Problem to solve:
Retype the listing that follows, exactly as written.

Data entries:
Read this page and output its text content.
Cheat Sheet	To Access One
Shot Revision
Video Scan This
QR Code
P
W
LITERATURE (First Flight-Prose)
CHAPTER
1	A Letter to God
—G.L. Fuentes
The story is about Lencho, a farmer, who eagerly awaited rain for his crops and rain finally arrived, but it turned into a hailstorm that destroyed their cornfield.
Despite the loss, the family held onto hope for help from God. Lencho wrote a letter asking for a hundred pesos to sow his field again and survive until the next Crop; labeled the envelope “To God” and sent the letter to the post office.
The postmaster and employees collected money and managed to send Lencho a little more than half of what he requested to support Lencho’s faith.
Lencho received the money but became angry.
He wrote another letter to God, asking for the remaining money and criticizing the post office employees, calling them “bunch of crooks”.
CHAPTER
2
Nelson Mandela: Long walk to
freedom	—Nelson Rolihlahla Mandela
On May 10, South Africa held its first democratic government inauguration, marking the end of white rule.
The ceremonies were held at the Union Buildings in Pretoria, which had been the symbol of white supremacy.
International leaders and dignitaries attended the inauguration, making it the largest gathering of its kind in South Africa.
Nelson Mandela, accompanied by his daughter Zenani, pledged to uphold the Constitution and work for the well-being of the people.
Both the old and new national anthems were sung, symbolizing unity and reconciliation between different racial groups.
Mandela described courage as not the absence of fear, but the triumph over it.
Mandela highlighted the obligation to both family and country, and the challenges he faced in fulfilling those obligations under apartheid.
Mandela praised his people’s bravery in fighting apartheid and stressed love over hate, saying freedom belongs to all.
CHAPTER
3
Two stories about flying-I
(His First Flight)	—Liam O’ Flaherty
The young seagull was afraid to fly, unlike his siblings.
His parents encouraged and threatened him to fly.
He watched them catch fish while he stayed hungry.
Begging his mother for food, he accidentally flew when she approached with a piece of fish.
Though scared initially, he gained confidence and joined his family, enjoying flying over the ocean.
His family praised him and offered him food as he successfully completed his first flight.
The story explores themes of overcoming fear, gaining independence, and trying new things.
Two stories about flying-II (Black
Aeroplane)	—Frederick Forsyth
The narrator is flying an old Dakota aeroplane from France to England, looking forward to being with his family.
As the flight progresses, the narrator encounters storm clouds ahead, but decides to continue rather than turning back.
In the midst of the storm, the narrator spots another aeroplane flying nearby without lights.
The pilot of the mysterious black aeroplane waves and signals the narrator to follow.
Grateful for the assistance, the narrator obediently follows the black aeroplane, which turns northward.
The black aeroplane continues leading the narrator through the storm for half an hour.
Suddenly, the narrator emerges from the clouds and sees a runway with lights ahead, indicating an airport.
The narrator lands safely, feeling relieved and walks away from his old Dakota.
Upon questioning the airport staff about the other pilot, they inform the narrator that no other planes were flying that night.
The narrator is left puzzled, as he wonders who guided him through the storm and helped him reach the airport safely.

Correct answer:
Read this page and output its text content.
Cheat Sheet	To Access One
Shot Revision
Video Scan This
QR Code
P
W
LITERATURE (First Flight-Prose)
CHAPTER
1	A Letter to God
—G.L. Fuentes
The story is about Lencho, a farmer, who eagerly awaited rain for his crops and rain finally arrived, but it turned into a hailstorm that destroyed their cornfield.
Despite the loss, the family held onto hope for help from God. Lencho wrote a letter asking for a hundred pesos to sow his field again and survive until the next Crop; labeled the envelope “To God” and sent the letter to the post office.
The postmaster and employees collected money and managed to send Lencho a little more than half of what he requested to support Lencho’s faith.
Lencho received the money but became angry.
He wrote another letter to God, asking for the remaining money and criticizing the post office employees, calling them “bunch of crooks”.
CHAPTER
2
Nelson Mandela: Long walk to
freedom	—Nelson Rolihlahla Mandela
On May 10, South Africa held its first democratic government inauguration, marking the end of white rule.
The ceremonies were held at the Union Buildings in Pretoria, which had been the symbol of white supremacy.
International leaders and dignitaries attended the inauguration, making it the largest gathering of its kind in South Africa.
Nelson Mandela, accompanied by his daughter Zenani, pledged to uphold the Constitution and work for the well-being of the people.
Both the old and new national anthems were sung, symbolizing unity and reconciliation between different racial groups.
Mandela described courage as not the absence of fear, but the triumph over it.
Mandela highlighted the obligation to both family and country, and the challenges he faced in fulfilling those obligations under apartheid.
Mandela praised his people’s bravery in fighting apartheid and stressed love over hate, saying freedom belongs to all.
CHAPTER
3
Two stories about flying-I
(His First Flight)	—Liam O’ Flaherty
The young seagull was afraid to fly, unlike his siblings.
His parents encouraged and threatened him to fly.
He watched them catch fish while he stayed hungry.
Begging his mother for food, he accidentally flew when she approached with a piece of fish.
Though scared initially, he gained confidence and joined his family, enjoying flying over the ocean.
His family praised him and offered him food as he successfully completed his first flight.
The story explores themes of overcoming fear, gaining independence, and trying new things.
Two stories about flying-II (Black
Aeroplane)	—Frederick Forsyth
The narrator is flying an old Dakota aeroplane from France to England, looking forward to being with his family.
As the flight progresses, the narrator encounters storm clouds ahead, but decides to continue rather than turning back.
In the midst of the storm, the narrator spots another aeroplane flying nearby without lights.
The pilot of the mysterious black aeroplane waves and signals the narrator to follow.
Grateful for the assistance, the narrator obediently follows the black aeroplane, which turns northward.
The black aeroplane continues leading the narrator through the storm for half an hour.
Suddenly, the narrator emerges from the clouds and sees a runway with lights ahead, indicating an airport.
The narrator lands safely, feeling relieved and walks away from his old Dakota.
Upon questioning the airport staff about the other pilot, they inform the narrator that no other planes were flying that night.
The narrator is left puzzled, as he wonders who guided him through the storm and helped him reach the airport safely.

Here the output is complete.